Set problem :: Seek out every line containing the word "right", and copy each.

Task material ::

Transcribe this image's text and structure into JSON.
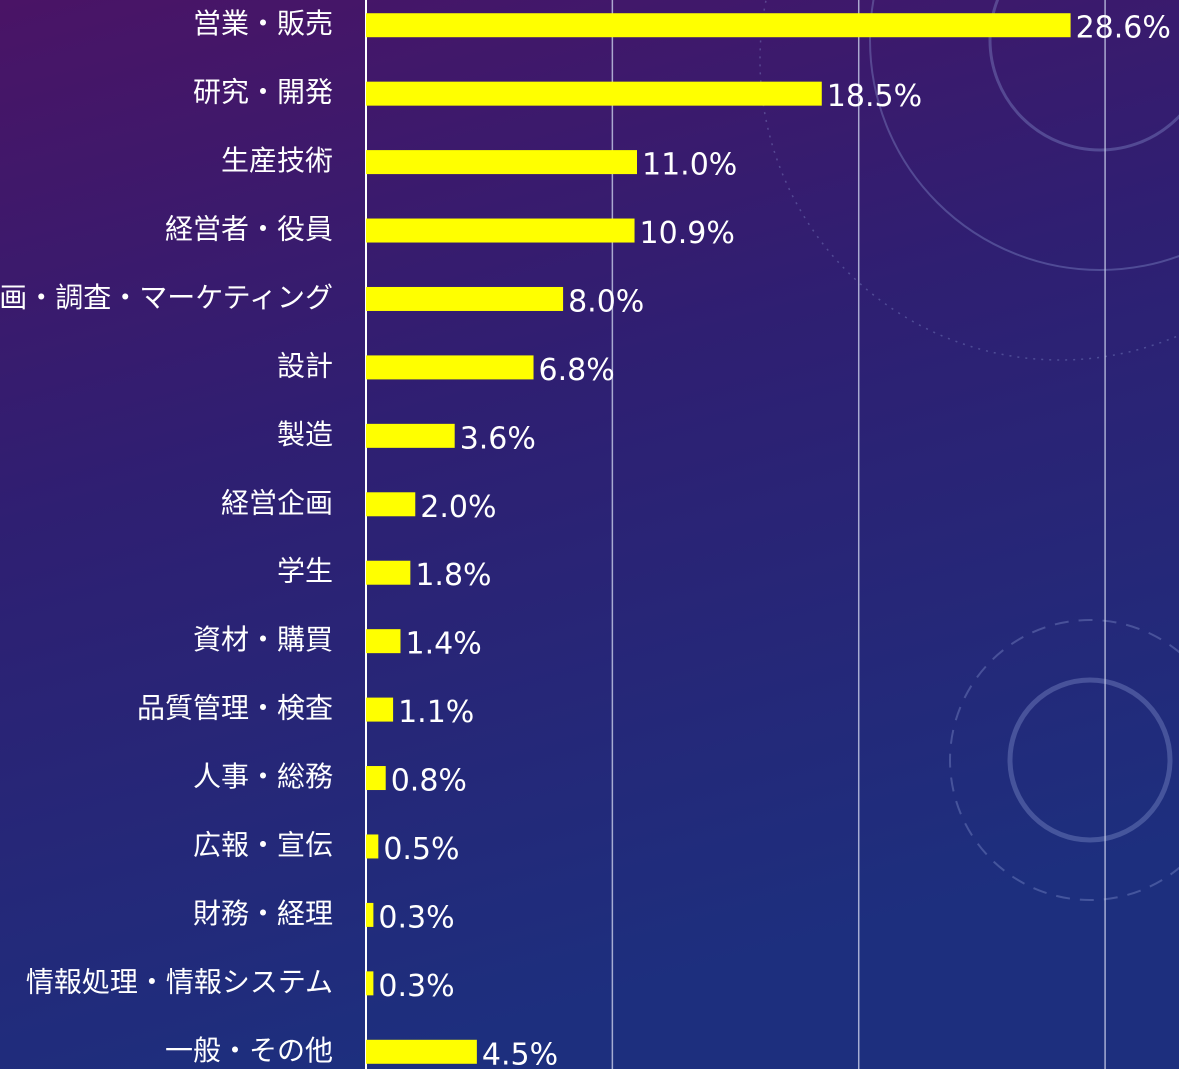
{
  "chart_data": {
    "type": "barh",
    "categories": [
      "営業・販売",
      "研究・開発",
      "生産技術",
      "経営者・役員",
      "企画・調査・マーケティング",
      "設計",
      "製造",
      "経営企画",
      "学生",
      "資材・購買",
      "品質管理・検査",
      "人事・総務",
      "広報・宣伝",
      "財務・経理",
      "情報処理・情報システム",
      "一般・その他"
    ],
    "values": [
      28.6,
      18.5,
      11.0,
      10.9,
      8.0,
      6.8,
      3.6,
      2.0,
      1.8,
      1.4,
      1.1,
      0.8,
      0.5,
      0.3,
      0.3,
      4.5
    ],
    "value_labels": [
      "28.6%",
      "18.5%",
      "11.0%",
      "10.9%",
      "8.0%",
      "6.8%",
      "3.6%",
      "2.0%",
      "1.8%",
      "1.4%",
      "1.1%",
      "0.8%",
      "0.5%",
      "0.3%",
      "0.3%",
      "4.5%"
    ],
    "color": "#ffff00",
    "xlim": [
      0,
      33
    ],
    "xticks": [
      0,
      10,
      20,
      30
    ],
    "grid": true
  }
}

* * *

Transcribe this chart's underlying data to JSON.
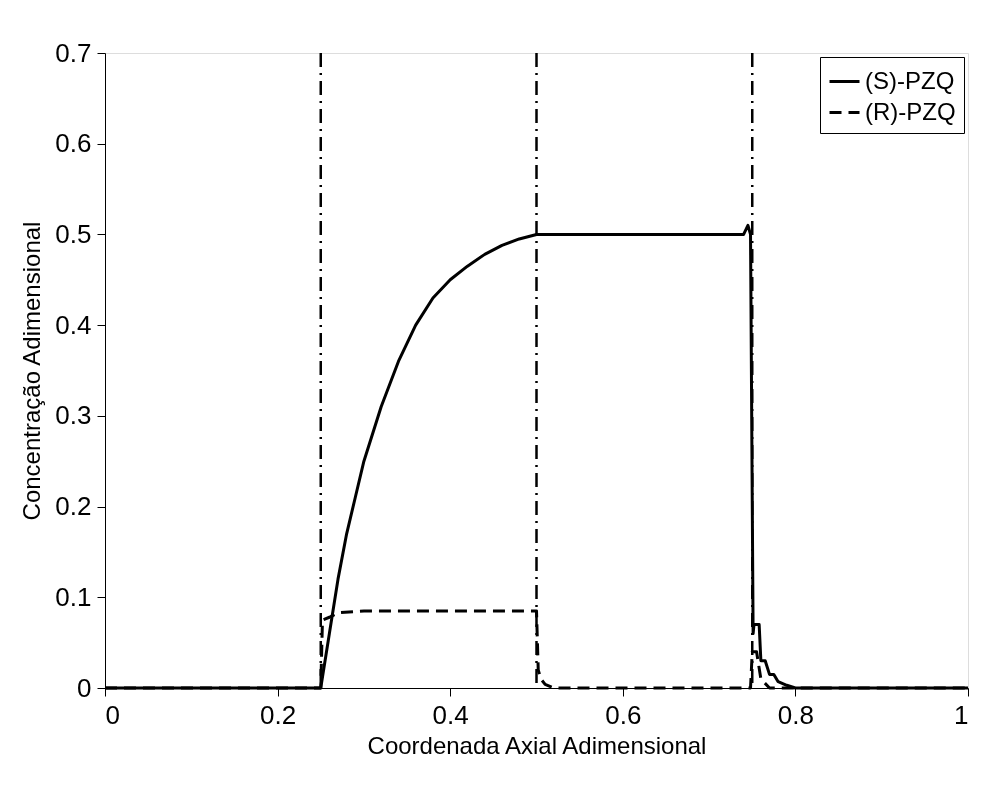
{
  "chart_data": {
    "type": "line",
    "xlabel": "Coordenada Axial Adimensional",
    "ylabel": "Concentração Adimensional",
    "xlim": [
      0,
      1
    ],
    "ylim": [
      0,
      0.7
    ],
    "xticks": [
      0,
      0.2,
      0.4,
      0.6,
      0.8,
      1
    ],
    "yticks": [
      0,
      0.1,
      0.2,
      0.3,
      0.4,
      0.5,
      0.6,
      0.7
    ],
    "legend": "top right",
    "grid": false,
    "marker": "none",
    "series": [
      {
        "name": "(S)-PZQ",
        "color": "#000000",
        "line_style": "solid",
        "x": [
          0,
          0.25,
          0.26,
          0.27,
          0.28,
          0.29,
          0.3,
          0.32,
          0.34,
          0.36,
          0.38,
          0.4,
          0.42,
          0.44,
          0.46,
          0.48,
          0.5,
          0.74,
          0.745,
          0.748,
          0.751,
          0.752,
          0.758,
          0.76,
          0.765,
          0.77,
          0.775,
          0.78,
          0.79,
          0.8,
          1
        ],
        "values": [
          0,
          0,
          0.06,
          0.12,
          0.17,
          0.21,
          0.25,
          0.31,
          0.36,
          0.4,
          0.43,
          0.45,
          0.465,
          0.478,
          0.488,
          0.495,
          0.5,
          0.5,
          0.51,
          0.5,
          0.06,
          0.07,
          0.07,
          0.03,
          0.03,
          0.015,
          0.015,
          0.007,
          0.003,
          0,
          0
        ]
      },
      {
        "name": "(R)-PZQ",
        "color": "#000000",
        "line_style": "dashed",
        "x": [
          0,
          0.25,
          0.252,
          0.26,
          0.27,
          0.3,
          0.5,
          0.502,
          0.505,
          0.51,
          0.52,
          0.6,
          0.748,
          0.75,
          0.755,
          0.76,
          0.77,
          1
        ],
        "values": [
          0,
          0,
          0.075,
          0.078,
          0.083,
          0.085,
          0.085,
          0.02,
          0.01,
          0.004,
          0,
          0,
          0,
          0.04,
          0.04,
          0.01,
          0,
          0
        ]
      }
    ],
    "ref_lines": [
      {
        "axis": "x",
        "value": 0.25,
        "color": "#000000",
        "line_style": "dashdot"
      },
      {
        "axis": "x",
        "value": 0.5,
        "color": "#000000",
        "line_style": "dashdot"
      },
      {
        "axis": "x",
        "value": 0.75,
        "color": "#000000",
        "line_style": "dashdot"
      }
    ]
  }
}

==

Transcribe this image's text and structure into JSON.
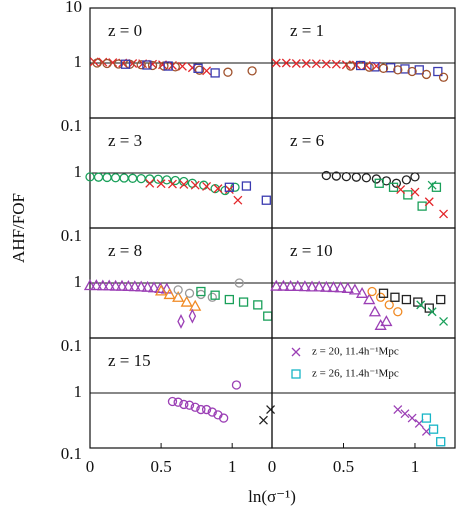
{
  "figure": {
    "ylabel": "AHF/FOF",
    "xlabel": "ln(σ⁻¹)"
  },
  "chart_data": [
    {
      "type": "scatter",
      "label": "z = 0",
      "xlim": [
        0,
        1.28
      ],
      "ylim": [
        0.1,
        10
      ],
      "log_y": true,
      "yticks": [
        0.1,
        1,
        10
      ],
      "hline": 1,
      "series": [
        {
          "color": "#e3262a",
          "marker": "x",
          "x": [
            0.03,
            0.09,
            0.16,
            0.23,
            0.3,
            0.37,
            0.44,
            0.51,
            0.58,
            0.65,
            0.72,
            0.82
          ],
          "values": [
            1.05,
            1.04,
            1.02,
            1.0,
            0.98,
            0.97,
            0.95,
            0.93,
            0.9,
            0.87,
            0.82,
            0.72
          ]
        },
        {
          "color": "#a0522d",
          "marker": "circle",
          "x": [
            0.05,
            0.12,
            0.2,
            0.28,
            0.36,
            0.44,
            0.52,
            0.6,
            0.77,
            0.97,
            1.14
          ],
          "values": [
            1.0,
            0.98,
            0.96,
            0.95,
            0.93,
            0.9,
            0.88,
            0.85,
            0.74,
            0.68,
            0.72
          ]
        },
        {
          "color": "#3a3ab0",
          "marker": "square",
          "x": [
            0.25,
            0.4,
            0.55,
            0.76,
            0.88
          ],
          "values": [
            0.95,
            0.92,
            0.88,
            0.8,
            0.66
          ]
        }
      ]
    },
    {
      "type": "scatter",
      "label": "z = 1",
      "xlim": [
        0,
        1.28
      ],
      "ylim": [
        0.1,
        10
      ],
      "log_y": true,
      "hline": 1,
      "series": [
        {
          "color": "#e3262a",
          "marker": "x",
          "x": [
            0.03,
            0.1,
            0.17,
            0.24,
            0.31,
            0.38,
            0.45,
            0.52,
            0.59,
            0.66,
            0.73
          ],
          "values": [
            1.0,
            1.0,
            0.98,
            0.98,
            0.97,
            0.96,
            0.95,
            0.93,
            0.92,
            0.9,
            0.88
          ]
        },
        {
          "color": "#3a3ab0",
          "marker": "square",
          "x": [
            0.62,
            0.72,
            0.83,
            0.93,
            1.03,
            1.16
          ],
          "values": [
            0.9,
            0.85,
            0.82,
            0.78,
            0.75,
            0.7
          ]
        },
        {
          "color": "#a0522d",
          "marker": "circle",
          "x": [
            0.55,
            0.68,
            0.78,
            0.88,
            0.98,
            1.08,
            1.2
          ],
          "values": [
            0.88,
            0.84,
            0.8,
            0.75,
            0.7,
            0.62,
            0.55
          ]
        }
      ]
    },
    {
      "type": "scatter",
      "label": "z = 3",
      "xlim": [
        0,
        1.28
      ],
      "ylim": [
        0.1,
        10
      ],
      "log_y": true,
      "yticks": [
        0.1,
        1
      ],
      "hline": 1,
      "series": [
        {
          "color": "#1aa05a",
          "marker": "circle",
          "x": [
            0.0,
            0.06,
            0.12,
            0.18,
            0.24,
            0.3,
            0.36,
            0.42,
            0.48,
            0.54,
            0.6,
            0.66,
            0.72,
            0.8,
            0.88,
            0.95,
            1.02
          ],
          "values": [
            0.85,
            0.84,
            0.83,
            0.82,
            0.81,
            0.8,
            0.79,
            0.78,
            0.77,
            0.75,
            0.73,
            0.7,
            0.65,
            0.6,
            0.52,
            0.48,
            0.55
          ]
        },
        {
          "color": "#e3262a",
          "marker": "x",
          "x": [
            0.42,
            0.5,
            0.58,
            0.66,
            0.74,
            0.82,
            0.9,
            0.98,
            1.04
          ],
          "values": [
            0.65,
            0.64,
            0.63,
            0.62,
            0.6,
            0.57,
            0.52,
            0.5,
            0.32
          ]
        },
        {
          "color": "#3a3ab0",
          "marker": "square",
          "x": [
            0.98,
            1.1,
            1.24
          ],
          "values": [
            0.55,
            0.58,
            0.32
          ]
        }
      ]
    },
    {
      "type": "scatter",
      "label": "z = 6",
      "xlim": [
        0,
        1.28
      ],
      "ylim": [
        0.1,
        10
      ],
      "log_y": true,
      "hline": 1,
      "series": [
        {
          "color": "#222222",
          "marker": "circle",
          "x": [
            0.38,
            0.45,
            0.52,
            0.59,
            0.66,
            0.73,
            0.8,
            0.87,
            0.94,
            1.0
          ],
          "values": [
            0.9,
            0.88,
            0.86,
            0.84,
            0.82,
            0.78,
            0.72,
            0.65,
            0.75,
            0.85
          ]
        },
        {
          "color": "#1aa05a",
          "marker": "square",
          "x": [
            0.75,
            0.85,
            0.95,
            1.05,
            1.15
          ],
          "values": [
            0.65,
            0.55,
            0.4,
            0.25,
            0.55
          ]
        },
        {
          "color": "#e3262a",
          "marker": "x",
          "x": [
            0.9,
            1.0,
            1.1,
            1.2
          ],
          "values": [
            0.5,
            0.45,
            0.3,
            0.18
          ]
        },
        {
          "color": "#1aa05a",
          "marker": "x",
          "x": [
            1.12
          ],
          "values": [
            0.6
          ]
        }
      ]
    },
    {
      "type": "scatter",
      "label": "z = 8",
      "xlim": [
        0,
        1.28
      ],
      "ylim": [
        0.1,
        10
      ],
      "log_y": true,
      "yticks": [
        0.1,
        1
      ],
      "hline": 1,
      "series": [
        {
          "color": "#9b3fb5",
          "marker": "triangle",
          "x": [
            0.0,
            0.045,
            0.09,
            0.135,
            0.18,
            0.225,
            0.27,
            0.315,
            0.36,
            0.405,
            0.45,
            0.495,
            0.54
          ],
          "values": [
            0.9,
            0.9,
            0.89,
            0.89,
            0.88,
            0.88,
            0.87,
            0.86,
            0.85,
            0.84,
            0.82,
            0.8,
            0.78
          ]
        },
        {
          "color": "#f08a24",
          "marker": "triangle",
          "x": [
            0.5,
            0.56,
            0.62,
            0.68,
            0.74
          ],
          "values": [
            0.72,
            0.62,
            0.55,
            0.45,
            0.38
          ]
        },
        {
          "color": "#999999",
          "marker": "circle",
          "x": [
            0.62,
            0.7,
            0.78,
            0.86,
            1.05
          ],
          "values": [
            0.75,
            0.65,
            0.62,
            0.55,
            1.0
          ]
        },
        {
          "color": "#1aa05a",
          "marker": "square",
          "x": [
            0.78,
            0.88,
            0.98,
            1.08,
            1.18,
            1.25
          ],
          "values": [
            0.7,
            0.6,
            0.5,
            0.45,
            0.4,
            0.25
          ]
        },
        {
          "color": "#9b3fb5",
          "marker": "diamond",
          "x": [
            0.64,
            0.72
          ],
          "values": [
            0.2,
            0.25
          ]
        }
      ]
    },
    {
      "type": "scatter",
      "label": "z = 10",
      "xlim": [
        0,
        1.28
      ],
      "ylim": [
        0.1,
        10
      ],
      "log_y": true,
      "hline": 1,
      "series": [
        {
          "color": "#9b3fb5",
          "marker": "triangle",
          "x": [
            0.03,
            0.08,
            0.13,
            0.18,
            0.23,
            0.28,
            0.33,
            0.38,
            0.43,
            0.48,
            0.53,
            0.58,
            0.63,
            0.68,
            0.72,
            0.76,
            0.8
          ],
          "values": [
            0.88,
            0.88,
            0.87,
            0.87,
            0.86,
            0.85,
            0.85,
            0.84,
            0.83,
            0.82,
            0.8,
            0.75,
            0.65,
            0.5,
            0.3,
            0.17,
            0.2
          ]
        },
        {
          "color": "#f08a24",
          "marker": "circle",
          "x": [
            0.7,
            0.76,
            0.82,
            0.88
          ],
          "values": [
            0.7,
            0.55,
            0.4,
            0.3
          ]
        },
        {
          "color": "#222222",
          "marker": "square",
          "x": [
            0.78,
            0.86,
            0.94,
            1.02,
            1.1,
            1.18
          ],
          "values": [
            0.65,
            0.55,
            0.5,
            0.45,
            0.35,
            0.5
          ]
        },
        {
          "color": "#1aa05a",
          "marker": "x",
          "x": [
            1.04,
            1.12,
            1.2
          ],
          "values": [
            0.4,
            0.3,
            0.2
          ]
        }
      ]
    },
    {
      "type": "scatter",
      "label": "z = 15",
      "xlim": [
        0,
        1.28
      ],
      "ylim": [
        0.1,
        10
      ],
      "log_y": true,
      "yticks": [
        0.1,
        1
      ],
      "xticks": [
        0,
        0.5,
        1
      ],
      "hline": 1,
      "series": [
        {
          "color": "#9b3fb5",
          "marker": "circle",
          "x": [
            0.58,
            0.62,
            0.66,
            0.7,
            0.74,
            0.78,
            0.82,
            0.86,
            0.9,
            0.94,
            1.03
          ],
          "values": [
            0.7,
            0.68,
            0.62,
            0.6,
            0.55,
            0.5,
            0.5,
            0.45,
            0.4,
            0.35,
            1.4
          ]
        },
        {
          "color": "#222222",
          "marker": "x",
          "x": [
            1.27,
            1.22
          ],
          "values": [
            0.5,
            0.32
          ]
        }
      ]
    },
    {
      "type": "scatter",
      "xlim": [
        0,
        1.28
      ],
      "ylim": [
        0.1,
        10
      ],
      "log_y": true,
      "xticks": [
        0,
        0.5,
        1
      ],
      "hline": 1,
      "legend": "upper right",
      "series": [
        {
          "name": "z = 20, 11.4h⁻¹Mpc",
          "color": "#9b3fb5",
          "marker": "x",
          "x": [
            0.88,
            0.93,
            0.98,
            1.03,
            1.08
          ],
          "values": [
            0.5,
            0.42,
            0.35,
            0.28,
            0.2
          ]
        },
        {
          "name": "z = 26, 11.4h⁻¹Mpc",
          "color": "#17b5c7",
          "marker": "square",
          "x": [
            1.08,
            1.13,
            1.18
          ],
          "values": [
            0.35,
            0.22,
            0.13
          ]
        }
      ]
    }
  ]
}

In response ::
    "legend": "top right",
      "legend": "upper right",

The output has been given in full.